■ Exercise directions: Could you write every line of the entries below as a numbered list, skipping blank lines and leaving out the pictures?

BEGIN Material supplied

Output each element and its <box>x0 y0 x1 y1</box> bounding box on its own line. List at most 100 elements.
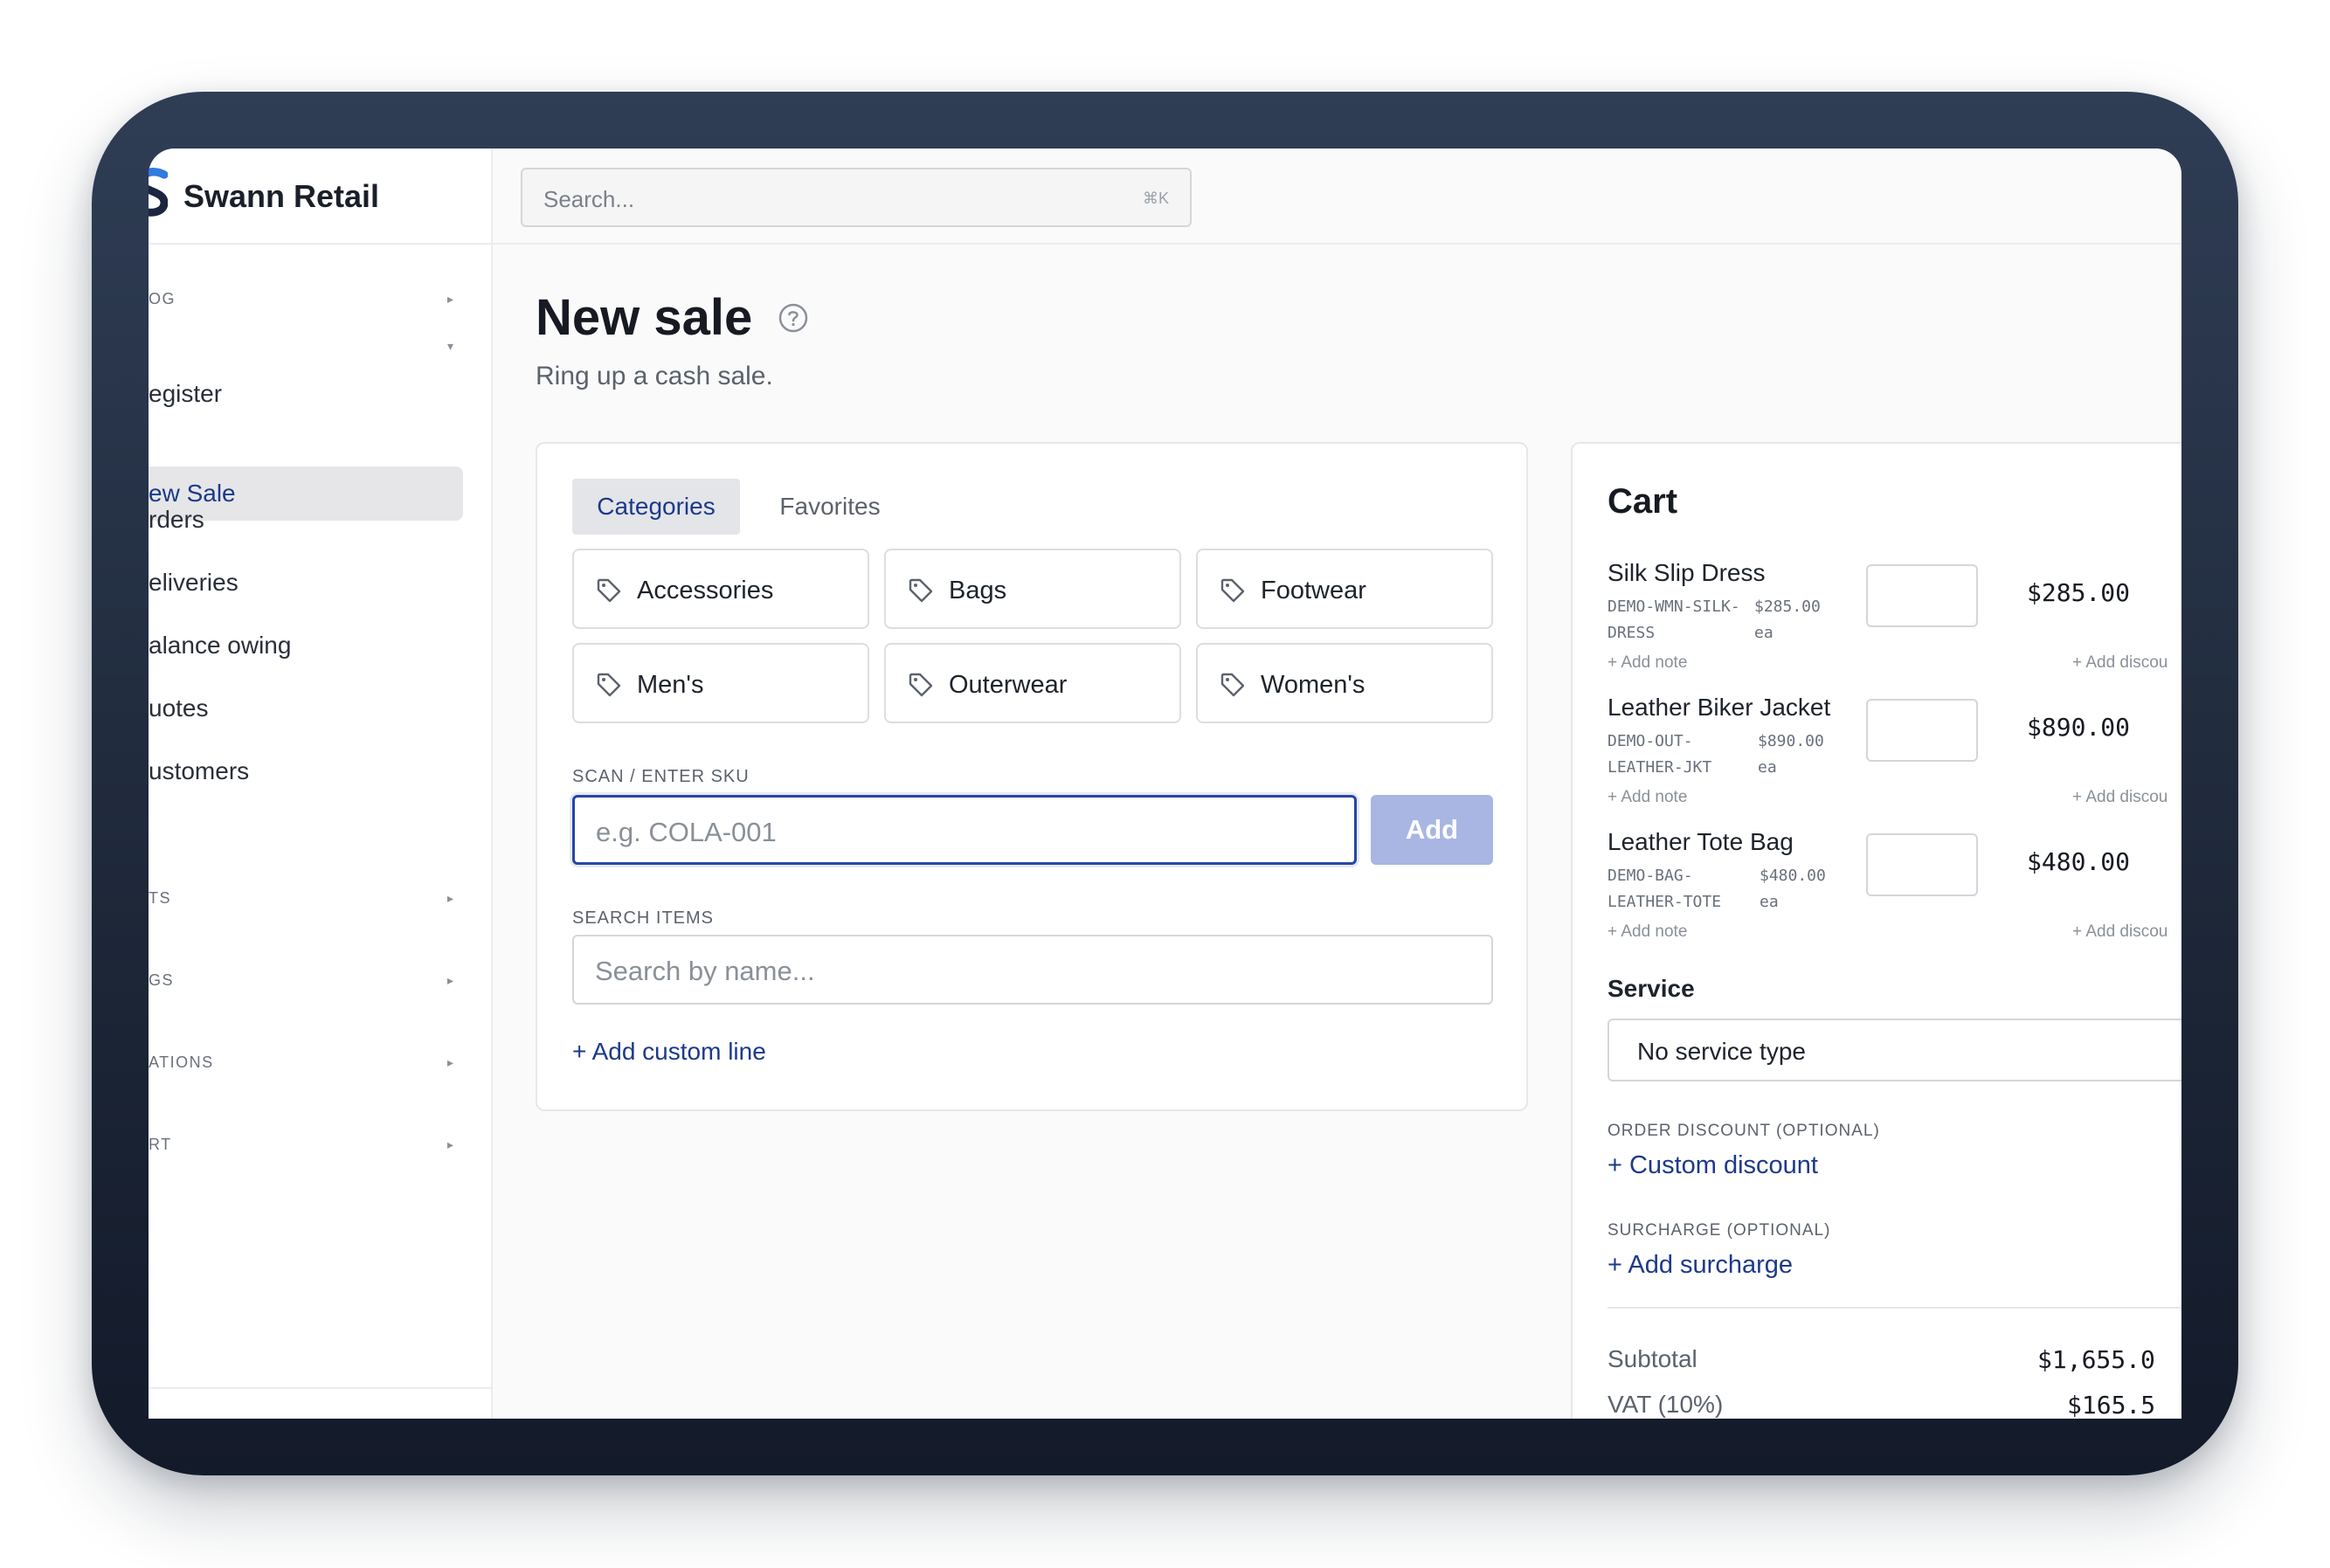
item-picker-card: Categories Favorites Accessories Bags Fo… <box>536 442 1528 1111</box>
surcharge-label: SURCHARGE (OPTIONAL) <box>1607 1221 1831 1240</box>
tab-label: Favorites <box>779 493 881 520</box>
unit-price: $285.00 <box>1754 597 1821 616</box>
sku-line: DEMO-OUT- <box>1607 732 1693 750</box>
unit-label: ea <box>1758 758 1777 777</box>
category-button-womens[interactable]: Women's <box>1196 643 1493 723</box>
nav-section-products[interactable]: TS ▸ <box>149 882 472 917</box>
add-discount-link[interactable]: + Add discou <box>2072 653 2168 673</box>
sku-line: DEMO-WMN-SILK- <box>1607 597 1740 616</box>
quantity-input[interactable] <box>1866 564 1978 627</box>
sku-field-label: SCAN / ENTER SKU <box>572 767 750 786</box>
service-label: Service <box>1607 975 1695 1002</box>
quantity-input[interactable] <box>1866 833 1978 896</box>
nav-section-label: ATIONS <box>149 1053 214 1071</box>
cart-item: Silk Slip Dress DEMO-WMN-SILK- DRESS $285… <box>1573 559 2181 694</box>
tag-icon <box>597 673 621 697</box>
tag-icon <box>1220 673 1245 697</box>
page-title: New sale <box>536 289 753 346</box>
category-button-outerwear[interactable]: Outerwear <box>884 643 1181 723</box>
sidebar-item-label: uotes <box>149 694 209 722</box>
category-button-mens[interactable]: Men's <box>572 643 869 723</box>
tab-categories[interactable]: Categories <box>572 479 740 535</box>
sku-line: LEATHER-JKT <box>1607 758 1712 777</box>
sidebar-footer-divider <box>149 1387 491 1389</box>
add-note-link[interactable]: + Add note <box>1607 653 1687 673</box>
cart-title: Cart <box>1607 482 1678 521</box>
nav-section-support[interactable]: RT ▸ <box>149 1129 472 1164</box>
sidebar-item-label: ustomers <box>149 757 250 784</box>
sku-line: DRESS <box>1607 624 1656 642</box>
sidebar-item-register[interactable]: egister <box>149 367 472 421</box>
add-note-link[interactable]: + Add note <box>1607 788 1687 807</box>
cart-item-unit-price: $285.00 ea <box>1754 594 1850 646</box>
chevron-down-icon: ▾ <box>447 339 454 353</box>
add-discount-link[interactable]: + Add discou <box>2072 922 2168 942</box>
nav-section-sales[interactable]: ▾ <box>149 330 472 365</box>
cart-card: Cart Silk Slip Dress DEMO-WMN-SILK- DRESS… <box>1571 442 2181 1419</box>
search-items-input[interactable]: Search by name... <box>572 935 1493 1005</box>
sidebar-item-label: eliveries <box>149 569 239 596</box>
cart-item-sku: DEMO-OUT- LEATHER-JKT <box>1607 729 1765 781</box>
cart-item-unit-price: $480.00 ea <box>1760 863 1856 915</box>
cart-item-sku: DEMO-BAG- LEATHER-TOTE <box>1607 863 1765 915</box>
chevron-right-icon: ▸ <box>447 973 454 987</box>
quantity-input[interactable] <box>1866 699 1978 762</box>
add-discount-link[interactable]: + Add discou <box>2072 788 2168 807</box>
tag-icon <box>909 673 933 697</box>
sku-line: DEMO-BAG- <box>1607 867 1693 885</box>
chevron-right-icon: ▸ <box>447 891 454 905</box>
sku-input[interactable]: e.g. COLA-001 <box>572 795 1357 865</box>
sidebar-item-deliveries[interactable]: eliveries <box>149 556 472 610</box>
category-label: Accessories <box>637 577 774 604</box>
vat-label: VAT (10%) <box>1607 1391 1724 1418</box>
top-bar: Search... ⌘K <box>493 149 2181 245</box>
unit-label: ea <box>1760 893 1779 911</box>
vat-value: $165.5 <box>2067 1391 2156 1419</box>
sku-placeholder: e.g. COLA-001 <box>596 817 777 847</box>
global-search-input[interactable]: Search... ⌘K <box>521 168 1192 227</box>
sidebar: Swann Retail OG ▸ ▾ egister ew Sale rder… <box>149 149 493 1419</box>
search-placeholder: Search... <box>543 186 635 212</box>
cart-item-name: Leather Tote Bag <box>1607 828 1794 855</box>
sidebar-item-orders[interactable]: rders <box>149 493 472 547</box>
search-items-placeholder: Search by name... <box>595 956 815 986</box>
tab-label: Categories <box>597 493 716 520</box>
category-button-footwear[interactable]: Footwear <box>1196 549 1493 629</box>
unit-price: $480.00 <box>1760 867 1826 885</box>
unit-label: ea <box>1754 624 1773 642</box>
sidebar-item-label: egister <box>149 380 223 407</box>
add-sku-button[interactable]: Add <box>1371 795 1493 865</box>
logo-icon <box>149 168 168 217</box>
custom-discount-link[interactable]: + Custom discount <box>1607 1151 1818 1180</box>
sidebar-item-customers[interactable]: ustomers <box>149 744 472 798</box>
chevron-right-icon: ▸ <box>447 292 454 306</box>
tab-favorites[interactable]: Favorites <box>747 479 913 535</box>
add-button-label: Add <box>1405 814 1459 845</box>
nav-section-label: RT <box>149 1136 172 1153</box>
tag-icon <box>909 578 933 603</box>
sidebar-item-label: rders <box>149 506 204 533</box>
category-label: Bags <box>949 577 1007 604</box>
cart-item-total: $890.00 <box>2027 713 2131 742</box>
sidebar-item-quotes[interactable]: uotes <box>149 681 472 736</box>
nav-section-settings[interactable]: GS ▸ <box>149 964 472 999</box>
category-button-bags[interactable]: Bags <box>884 549 1181 629</box>
nav-section-label: TS <box>149 889 172 907</box>
brand-name: Swann Retail <box>183 178 380 214</box>
cart-item: Leather Tote Bag DEMO-BAG- LEATHER-TOTE $… <box>1573 828 2181 963</box>
cart-item-name: Leather Biker Jacket <box>1607 694 1831 721</box>
service-type-select[interactable]: No service type <box>1607 1019 2181 1081</box>
chevron-right-icon: ▸ <box>447 1055 454 1069</box>
sidebar-item-label: alance owing <box>149 632 292 659</box>
category-button-accessories[interactable]: Accessories <box>572 549 869 629</box>
app-screen: Swann Retail OG ▸ ▾ egister ew Sale rder… <box>149 149 2181 1419</box>
add-surcharge-link[interactable]: + Add surcharge <box>1607 1251 1793 1280</box>
add-note-link[interactable]: + Add note <box>1607 922 1687 942</box>
add-custom-line-link[interactable]: + Add custom line <box>572 1038 766 1066</box>
help-icon[interactable] <box>778 302 809 334</box>
nav-section-catalog[interactable]: OG ▸ <box>149 283 472 318</box>
tag-icon <box>597 578 621 603</box>
cart-item-total: $285.00 <box>2027 578 2131 607</box>
sidebar-item-balance-owing[interactable]: alance owing <box>149 618 472 673</box>
nav-section-integrations[interactable]: ATIONS ▸ <box>149 1046 472 1081</box>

END Material supplied

■ Result:
1. Output each element and its <box>x0 y0 x1 y1</box> bounding box on its own line. List at most 100 elements.
2. item-picker-card: Categories Favorites Accessories Bags Fo… <box>536 442 1528 1111</box>
3. surcharge-label: SURCHARGE (OPTIONAL) <box>1607 1221 1831 1240</box>
4. tab-label: Favorites <box>779 493 881 520</box>
5. unit-price: $285.00 <box>1754 597 1821 616</box>
6. sku-line: DEMO-OUT- <box>1607 732 1693 750</box>
7. unit-label: ea <box>1758 758 1777 777</box>
8. category-button-womens[interactable]: Women's <box>1196 643 1493 723</box>
9. nav-section-products[interactable]: TS ▸ <box>149 882 472 917</box>
10. add-discount-link[interactable]: + Add discou <box>2072 653 2168 673</box>
11. sku-line: DEMO-WMN-SILK- <box>1607 597 1740 616</box>
12. quantity-input[interactable] <box>1866 564 1978 627</box>
13. sku-field-label: SCAN / ENTER SKU <box>572 767 750 786</box>
14. service-label: Service <box>1607 975 1695 1002</box>
15. quantity-input[interactable] <box>1866 833 1978 896</box>
16. nav-section-label: ATIONS <box>149 1053 214 1071</box>
17. cart-item: Silk Slip Dress DEMO-WMN-SILK- DRESS $285… <box>1573 559 2181 694</box>
18. tag-icon <box>597 673 621 697</box>
19. tag-icon <box>1220 673 1245 697</box>
20. page-title: New sale <box>536 289 753 346</box>
21. category-button-outerwear[interactable]: Outerwear <box>884 643 1181 723</box>
22. sidebar-item-label: uotes <box>149 694 209 722</box>
23. category-button-mens[interactable]: Men's <box>572 643 869 723</box>
24. tab-categories[interactable]: Categories <box>572 479 740 535</box>
25. sku-line: LEATHER-JKT <box>1607 758 1712 777</box>
26. sidebar-footer-divider <box>149 1387 491 1389</box>
27. add-note-link[interactable]: + Add note <box>1607 653 1687 673</box>
28. cart-title: Cart <box>1607 482 1678 521</box>
29. nav-section-support[interactable]: RT ▸ <box>149 1129 472 1164</box>
30. sidebar-item-label: ustomers <box>149 757 250 784</box>
31. sku-line: DRESS <box>1607 624 1656 642</box>
32. sidebar-item-register[interactable]: egister <box>149 367 472 421</box>
33. add-note-link[interactable]: + Add note <box>1607 788 1687 807</box>
34. cart-item-unit-price: $285.00 ea <box>1754 594 1850 646</box>
35. chevron-down-icon: ▾ <box>447 339 454 353</box>
36. add-discount-link[interactable]: + Add discou <box>2072 922 2168 942</box>
37. nav-section-sales[interactable]: ▾ <box>149 330 472 365</box>
38. cart-card: Cart Silk Slip Dress DEMO-WMN-SILK- DRESS… <box>1571 442 2181 1419</box>
39. search-items-input[interactable]: Search by name... <box>572 935 1493 1005</box>
40. sidebar-item-label: eliveries <box>149 569 239 596</box>
41. cart-item-sku: DEMO-OUT- LEATHER-JKT <box>1607 729 1765 781</box>
42. cart-item-unit-price: $480.00 ea <box>1760 863 1856 915</box>
43. cart-item-sku: DEMO-BAG- LEATHER-TOTE <box>1607 863 1765 915</box>
44. chevron-right-icon: ▸ <box>447 973 454 987</box>
45. quantity-input[interactable] <box>1866 699 1978 762</box>
46. add-discount-link[interactable]: + Add discou <box>2072 788 2168 807</box>
47. tag-icon <box>909 673 933 697</box>
48. sku-line: DEMO-BAG- <box>1607 867 1693 885</box>
49. chevron-right-icon: ▸ <box>447 891 454 905</box>
50. sku-input[interactable]: e.g. COLA-001 <box>572 795 1357 865</box>
51. sidebar-item-deliveries[interactable]: eliveries <box>149 556 472 610</box>
52. category-label: Accessories <box>637 577 774 604</box>
53. vat-label: VAT (10%) <box>1607 1391 1724 1418</box>
54. top-bar: Search... ⌘K <box>493 149 2181 245</box>
55. unit-label: ea <box>1760 893 1779 911</box>
56. vat-value: $165.5 <box>2067 1391 2156 1419</box>
57. sku-placeholder: e.g. COLA-001 <box>596 817 777 847</box>
58. global-search-input[interactable]: Search... ⌘K <box>521 168 1192 227</box>
59. sidebar: Swann Retail OG ▸ ▾ egister ew Sale rder… <box>149 149 493 1419</box>
60. search-placeholder: Search... <box>543 186 635 212</box>
61. cart-item-name: Leather Tote Bag <box>1607 828 1794 855</box>
62. sidebar-item-orders[interactable]: rders <box>149 493 472 547</box>
63. search-items-placeholder: Search by name... <box>595 956 815 986</box>
64. tab-label: Categories <box>597 493 716 520</box>
65. category-button-footwear[interactable]: Footwear <box>1196 549 1493 629</box>
66. unit-price: $480.00 <box>1760 867 1826 885</box>
67. unit-label: ea <box>1754 624 1773 642</box>
68. sidebar-item-label: egister <box>149 380 223 407</box>
69. add-sku-button[interactable]: Add <box>1371 795 1493 865</box>
70. logo-icon <box>149 168 168 217</box>
71. custom-discount-link[interactable]: + Custom discount <box>1607 1151 1818 1180</box>
72. sidebar-item-customers[interactable]: ustomers <box>149 744 472 798</box>
73. chevron-right-icon: ▸ <box>447 292 454 306</box>
74. tab-favorites[interactable]: Favorites <box>747 479 913 535</box>
75. add-button-label: Add <box>1405 814 1459 845</box>
76. nav-section-label: RT <box>149 1136 172 1153</box>
77. tag-icon <box>909 578 933 603</box>
78. sidebar-item-label: rders <box>149 506 204 533</box>
79. category-label: Bags <box>949 577 1007 604</box>
80. cart-item-total: $890.00 <box>2027 713 2131 742</box>
81. sidebar-item-quotes[interactable]: uotes <box>149 681 472 736</box>
82. nav-section-settings[interactable]: GS ▸ <box>149 964 472 999</box>
83. category-button-bags[interactable]: Bags <box>884 549 1181 629</box>
84. nav-section-label: TS <box>149 889 172 907</box>
85. brand-name: Swann Retail <box>183 178 380 214</box>
86. cart-item: Leather Tote Bag DEMO-BAG- LEATHER-TOTE $… <box>1573 828 2181 963</box>
87. cart-item-name: Leather Biker Jacket <box>1607 694 1831 721</box>
88. service-type-select[interactable]: No service type <box>1607 1019 2181 1081</box>
89. chevron-right-icon: ▸ <box>447 1055 454 1069</box>
90. sidebar-item-label: alance owing <box>149 632 292 659</box>
91. category-button-accessories[interactable]: Accessories <box>572 549 869 629</box>
92. app-screen: Swann Retail OG ▸ ▾ egister ew Sale rder… <box>149 149 2181 1419</box>
93. add-surcharge-link[interactable]: + Add surcharge <box>1607 1251 1793 1280</box>
94. add-note-link[interactable]: + Add note <box>1607 922 1687 942</box>
95. add-custom-line-link[interactable]: + Add custom line <box>572 1038 766 1066</box>
96. help-icon[interactable] <box>778 302 809 334</box>
97. nav-section-catalog[interactable]: OG ▸ <box>149 283 472 318</box>
98. tag-icon <box>597 578 621 603</box>
99. cart-item-total: $285.00 <box>2027 578 2131 607</box>
100. sidebar-item-balance-owing[interactable]: alance owing <box>149 618 472 673</box>
101. nav-section-integrations[interactable]: ATIONS ▸ <box>149 1046 472 1081</box>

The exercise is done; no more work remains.